---------- STORED DATA ----------

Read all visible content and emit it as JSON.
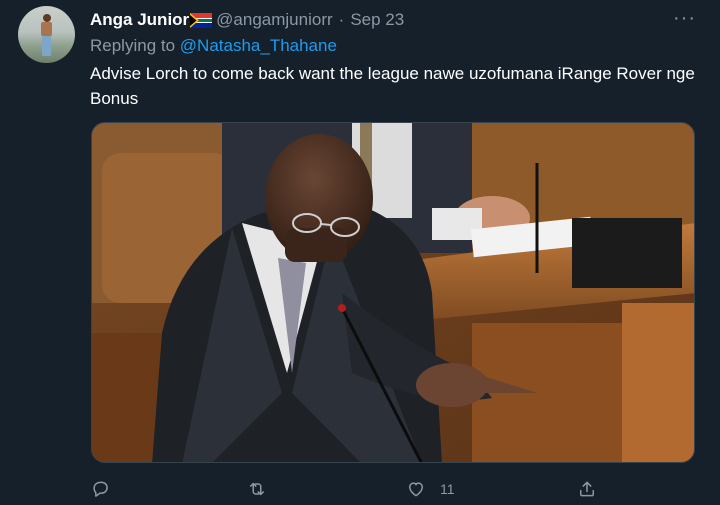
{
  "tweet": {
    "author_name": "Anga Junior",
    "author_handle": "@angamjuniorr",
    "separator": "·",
    "date": "Sep 23",
    "replying_prefix": "Replying to ",
    "replying_to": "@Natasha_Thahane",
    "text": "Advise Lorch to come back want the league nawe uzofumana iRange Rover nge Bonus",
    "more_label": "···",
    "like_count": "11"
  },
  "icons": {
    "flag": "south-africa-flag-icon",
    "reply": "reply-icon",
    "retweet": "retweet-icon",
    "like": "heart-icon",
    "share": "share-icon"
  },
  "colors": {
    "background": "#15202b",
    "text": "#ffffff",
    "muted": "#8b98a5",
    "link": "#1d9bf0",
    "border": "#38444d"
  }
}
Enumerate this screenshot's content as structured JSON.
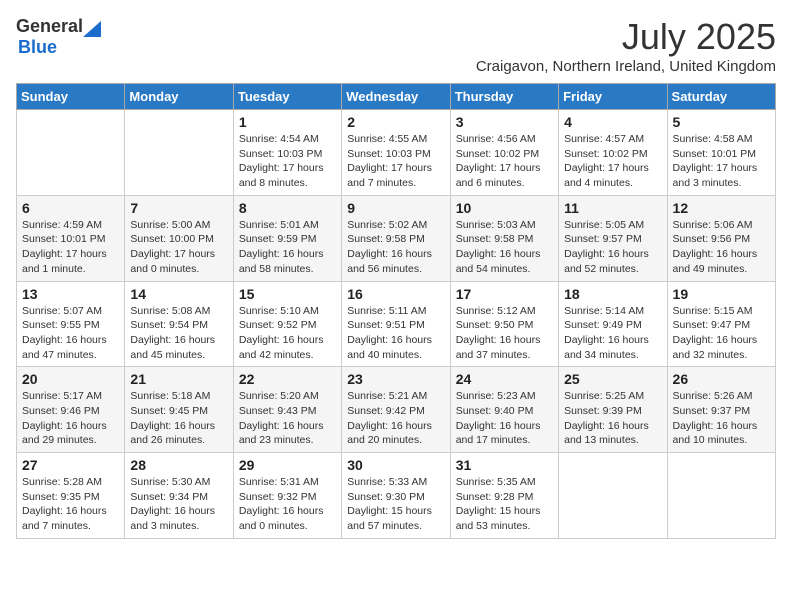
{
  "header": {
    "logo_general": "General",
    "logo_blue": "Blue",
    "month_year": "July 2025",
    "location": "Craigavon, Northern Ireland, United Kingdom"
  },
  "columns": [
    "Sunday",
    "Monday",
    "Tuesday",
    "Wednesday",
    "Thursday",
    "Friday",
    "Saturday"
  ],
  "weeks": [
    [
      {
        "day": "",
        "info": ""
      },
      {
        "day": "",
        "info": ""
      },
      {
        "day": "1",
        "info": "Sunrise: 4:54 AM\nSunset: 10:03 PM\nDaylight: 17 hours\nand 8 minutes."
      },
      {
        "day": "2",
        "info": "Sunrise: 4:55 AM\nSunset: 10:03 PM\nDaylight: 17 hours\nand 7 minutes."
      },
      {
        "day": "3",
        "info": "Sunrise: 4:56 AM\nSunset: 10:02 PM\nDaylight: 17 hours\nand 6 minutes."
      },
      {
        "day": "4",
        "info": "Sunrise: 4:57 AM\nSunset: 10:02 PM\nDaylight: 17 hours\nand 4 minutes."
      },
      {
        "day": "5",
        "info": "Sunrise: 4:58 AM\nSunset: 10:01 PM\nDaylight: 17 hours\nand 3 minutes."
      }
    ],
    [
      {
        "day": "6",
        "info": "Sunrise: 4:59 AM\nSunset: 10:01 PM\nDaylight: 17 hours\nand 1 minute."
      },
      {
        "day": "7",
        "info": "Sunrise: 5:00 AM\nSunset: 10:00 PM\nDaylight: 17 hours\nand 0 minutes."
      },
      {
        "day": "8",
        "info": "Sunrise: 5:01 AM\nSunset: 9:59 PM\nDaylight: 16 hours\nand 58 minutes."
      },
      {
        "day": "9",
        "info": "Sunrise: 5:02 AM\nSunset: 9:58 PM\nDaylight: 16 hours\nand 56 minutes."
      },
      {
        "day": "10",
        "info": "Sunrise: 5:03 AM\nSunset: 9:58 PM\nDaylight: 16 hours\nand 54 minutes."
      },
      {
        "day": "11",
        "info": "Sunrise: 5:05 AM\nSunset: 9:57 PM\nDaylight: 16 hours\nand 52 minutes."
      },
      {
        "day": "12",
        "info": "Sunrise: 5:06 AM\nSunset: 9:56 PM\nDaylight: 16 hours\nand 49 minutes."
      }
    ],
    [
      {
        "day": "13",
        "info": "Sunrise: 5:07 AM\nSunset: 9:55 PM\nDaylight: 16 hours\nand 47 minutes."
      },
      {
        "day": "14",
        "info": "Sunrise: 5:08 AM\nSunset: 9:54 PM\nDaylight: 16 hours\nand 45 minutes."
      },
      {
        "day": "15",
        "info": "Sunrise: 5:10 AM\nSunset: 9:52 PM\nDaylight: 16 hours\nand 42 minutes."
      },
      {
        "day": "16",
        "info": "Sunrise: 5:11 AM\nSunset: 9:51 PM\nDaylight: 16 hours\nand 40 minutes."
      },
      {
        "day": "17",
        "info": "Sunrise: 5:12 AM\nSunset: 9:50 PM\nDaylight: 16 hours\nand 37 minutes."
      },
      {
        "day": "18",
        "info": "Sunrise: 5:14 AM\nSunset: 9:49 PM\nDaylight: 16 hours\nand 34 minutes."
      },
      {
        "day": "19",
        "info": "Sunrise: 5:15 AM\nSunset: 9:47 PM\nDaylight: 16 hours\nand 32 minutes."
      }
    ],
    [
      {
        "day": "20",
        "info": "Sunrise: 5:17 AM\nSunset: 9:46 PM\nDaylight: 16 hours\nand 29 minutes."
      },
      {
        "day": "21",
        "info": "Sunrise: 5:18 AM\nSunset: 9:45 PM\nDaylight: 16 hours\nand 26 minutes."
      },
      {
        "day": "22",
        "info": "Sunrise: 5:20 AM\nSunset: 9:43 PM\nDaylight: 16 hours\nand 23 minutes."
      },
      {
        "day": "23",
        "info": "Sunrise: 5:21 AM\nSunset: 9:42 PM\nDaylight: 16 hours\nand 20 minutes."
      },
      {
        "day": "24",
        "info": "Sunrise: 5:23 AM\nSunset: 9:40 PM\nDaylight: 16 hours\nand 17 minutes."
      },
      {
        "day": "25",
        "info": "Sunrise: 5:25 AM\nSunset: 9:39 PM\nDaylight: 16 hours\nand 13 minutes."
      },
      {
        "day": "26",
        "info": "Sunrise: 5:26 AM\nSunset: 9:37 PM\nDaylight: 16 hours\nand 10 minutes."
      }
    ],
    [
      {
        "day": "27",
        "info": "Sunrise: 5:28 AM\nSunset: 9:35 PM\nDaylight: 16 hours\nand 7 minutes."
      },
      {
        "day": "28",
        "info": "Sunrise: 5:30 AM\nSunset: 9:34 PM\nDaylight: 16 hours\nand 3 minutes."
      },
      {
        "day": "29",
        "info": "Sunrise: 5:31 AM\nSunset: 9:32 PM\nDaylight: 16 hours\nand 0 minutes."
      },
      {
        "day": "30",
        "info": "Sunrise: 5:33 AM\nSunset: 9:30 PM\nDaylight: 15 hours\nand 57 minutes."
      },
      {
        "day": "31",
        "info": "Sunrise: 5:35 AM\nSunset: 9:28 PM\nDaylight: 15 hours\nand 53 minutes."
      },
      {
        "day": "",
        "info": ""
      },
      {
        "day": "",
        "info": ""
      }
    ]
  ]
}
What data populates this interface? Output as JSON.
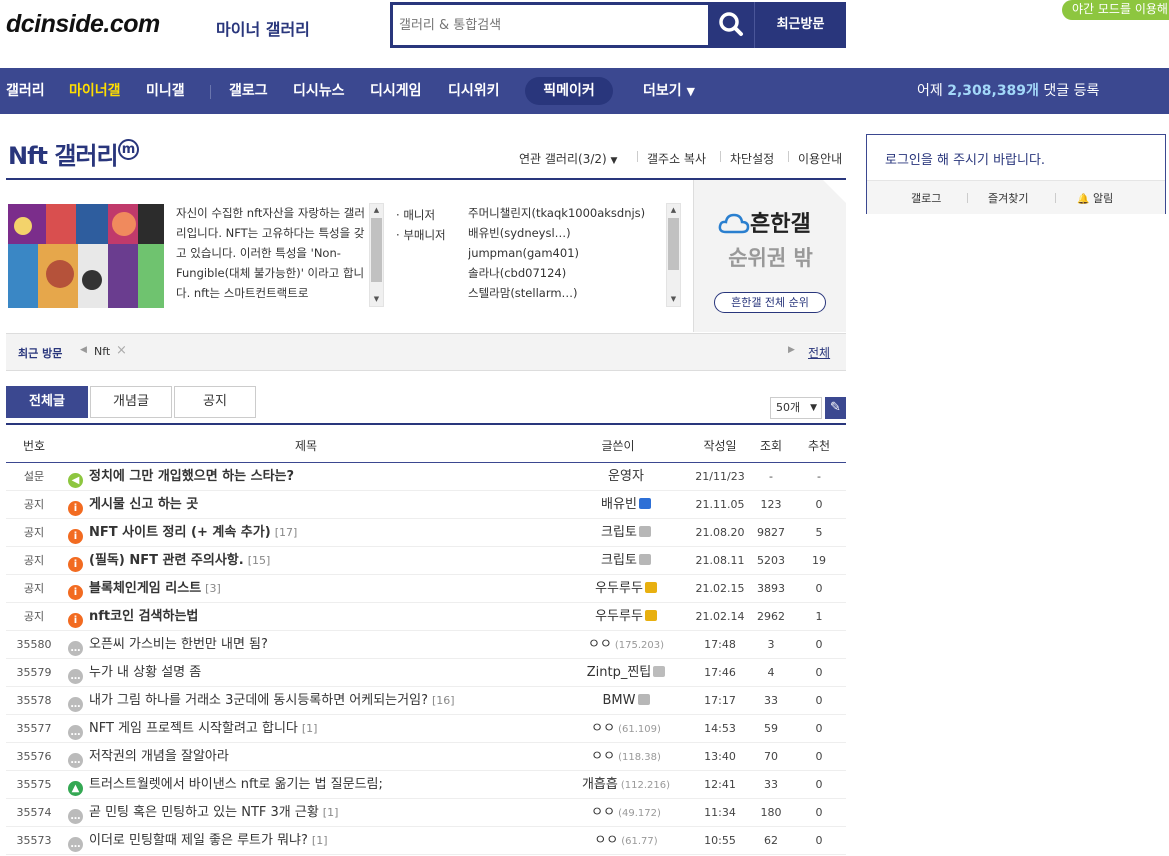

----------

§ TASK DESCRIPTION:
Quote all of the entries word for word, omitting any pictures.

§ TASK ANSWER:
Read all visible content and emit it as JSON.
{
  "tweet": {
    "author_name": "Anga Junior",
    "author_handle": "@angamjuniorr",
    "separator": "·",
    "date": "Sep 23",
    "replying_prefix": "Replying to ",
    "replying_to": "@Natasha_Thahane",
    "text": "Advise Lorch to come back want the league nawe uzofumana iRange Rover nge Bonus",
    "more_label": "···",
    "like_count": "11"
  },
  "icons": {
    "flag": "south-africa-flag-icon",
    "reply": "reply-icon",
    "retweet": "retweet-icon",
    "like": "heart-icon",
    "share": "share-icon"
  },
  "colors": {
    "background": "#15202b",
    "text": "#ffffff",
    "muted": "#8b98a5",
    "link": "#1d9bf0",
    "border": "#38444d"
  }
}
Enumerate this screenshot's content as structured JSON.
{
  "header": {
    "logo_general": "General",
    "logo_blue": "Blue",
    "month_year": "July 2025",
    "location": "Craigavon, Northern Ireland, United Kingdom"
  },
  "columns": [
    "Sunday",
    "Monday",
    "Tuesday",
    "Wednesday",
    "Thursday",
    "Friday",
    "Saturday"
  ],
  "weeks": [
    [
      {
        "day": "",
        "info": ""
      },
      {
        "day": "",
        "info": ""
      },
      {
        "day": "1",
        "info": "Sunrise: 4:54 AM\nSunset: 10:03 PM\nDaylight: 17 hours\nand 8 minutes."
      },
      {
        "day": "2",
        "info": "Sunrise: 4:55 AM\nSunset: 10:03 PM\nDaylight: 17 hours\nand 7 minutes."
      },
      {
        "day": "3",
        "info": "Sunrise: 4:56 AM\nSunset: 10:02 PM\nDaylight: 17 hours\nand 6 minutes."
      },
      {
        "day": "4",
        "info": "Sunrise: 4:57 AM\nSunset: 10:02 PM\nDaylight: 17 hours\nand 4 minutes."
      },
      {
        "day": "5",
        "info": "Sunrise: 4:58 AM\nSunset: 10:01 PM\nDaylight: 17 hours\nand 3 minutes."
      }
    ],
    [
      {
        "day": "6",
        "info": "Sunrise: 4:59 AM\nSunset: 10:01 PM\nDaylight: 17 hours\nand 1 minute."
      },
      {
        "day": "7",
        "info": "Sunrise: 5:00 AM\nSunset: 10:00 PM\nDaylight: 17 hours\nand 0 minutes."
      },
      {
        "day": "8",
        "info": "Sunrise: 5:01 AM\nSunset: 9:59 PM\nDaylight: 16 hours\nand 58 minutes."
      },
      {
        "day": "9",
        "info": "Sunrise: 5:02 AM\nSunset: 9:58 PM\nDaylight: 16 hours\nand 56 minutes."
      },
      {
        "day": "10",
        "info": "Sunrise: 5:03 AM\nSunset: 9:58 PM\nDaylight: 16 hours\nand 54 minutes."
      },
      {
        "day": "11",
        "info": "Sunrise: 5:05 AM\nSunset: 9:57 PM\nDaylight: 16 hours\nand 52 minutes."
      },
      {
        "day": "12",
        "info": "Sunrise: 5:06 AM\nSunset: 9:56 PM\nDaylight: 16 hours\nand 49 minutes."
      }
    ],
    [
      {
        "day": "13",
        "info": "Sunrise: 5:07 AM\nSunset: 9:55 PM\nDaylight: 16 hours\nand 47 minutes."
      },
      {
        "day": "14",
        "info": "Sunrise: 5:08 AM\nSunset: 9:54 PM\nDaylight: 16 hours\nand 45 minutes."
      },
      {
        "day": "15",
        "info": "Sunrise: 5:10 AM\nSunset: 9:52 PM\nDaylight: 16 hours\nand 42 minutes."
      },
      {
        "day": "16",
        "info": "Sunrise: 5:11 AM\nSunset: 9:51 PM\nDaylight: 16 hours\nand 40 minutes."
      },
      {
        "day": "17",
        "info": "Sunrise: 5:12 AM\nSunset: 9:50 PM\nDaylight: 16 hours\nand 37 minutes."
      },
      {
        "day": "18",
        "info": "Sunrise: 5:14 AM\nSunset: 9:49 PM\nDaylight: 16 hours\nand 34 minutes."
      },
      {
        "day": "19",
        "info": "Sunrise: 5:15 AM\nSunset: 9:47 PM\nDaylight: 16 hours\nand 32 minutes."
      }
    ],
    [
      {
        "day": "20",
        "info": "Sunrise: 5:17 AM\nSunset: 9:46 PM\nDaylight: 16 hours\nand 29 minutes."
      },
      {
        "day": "21",
        "info": "Sunrise: 5:18 AM\nSunset: 9:45 PM\nDaylight: 16 hours\nand 26 minutes."
      },
      {
        "day": "22",
        "info": "Sunrise: 5:20 AM\nSunset: 9:43 PM\nDaylight: 16 hours\nand 23 minutes."
      },
      {
        "day": "23",
        "info": "Sunrise: 5:21 AM\nSunset: 9:42 PM\nDaylight: 16 hours\nand 20 minutes."
      },
      {
        "day": "24",
        "info": "Sunrise: 5:23 AM\nSunset: 9:40 PM\nDaylight: 16 hours\nand 17 minutes."
      },
      {
        "day": "25",
        "info": "Sunrise: 5:25 AM\nSunset: 9:39 PM\nDaylight: 16 hours\nand 13 minutes."
      },
      {
        "day": "26",
        "info": "Sunrise: 5:26 AM\nSunset: 9:37 PM\nDaylight: 16 hours\nand 10 minutes."
      }
    ],
    [
      {
        "day": "27",
        "info": "Sunrise: 5:28 AM\nSunset: 9:35 PM\nDaylight: 16 hours\nand 7 minutes."
      },
      {
        "day": "28",
        "info": "Sunrise: 5:30 AM\nSunset: 9:34 PM\nDaylight: 16 hours\nand 3 minutes."
      },
      {
        "day": "29",
        "info": "Sunrise: 5:31 AM\nSunset: 9:32 PM\nDaylight: 16 hours\nand 0 minutes."
      },
      {
        "day": "30",
        "info": "Sunrise: 5:33 AM\nSunset: 9:30 PM\nDaylight: 15 hours\nand 57 minutes."
      },
      {
        "day": "31",
        "info": "Sunrise: 5:35 AM\nSunset: 9:28 PM\nDaylight: 15 hours\nand 53 minutes."
      },
      {
        "day": "",
        "info": ""
      },
      {
        "day": "",
        "info": ""
      }
    ]
  ]
}
What data populates this interface? Output as JSON.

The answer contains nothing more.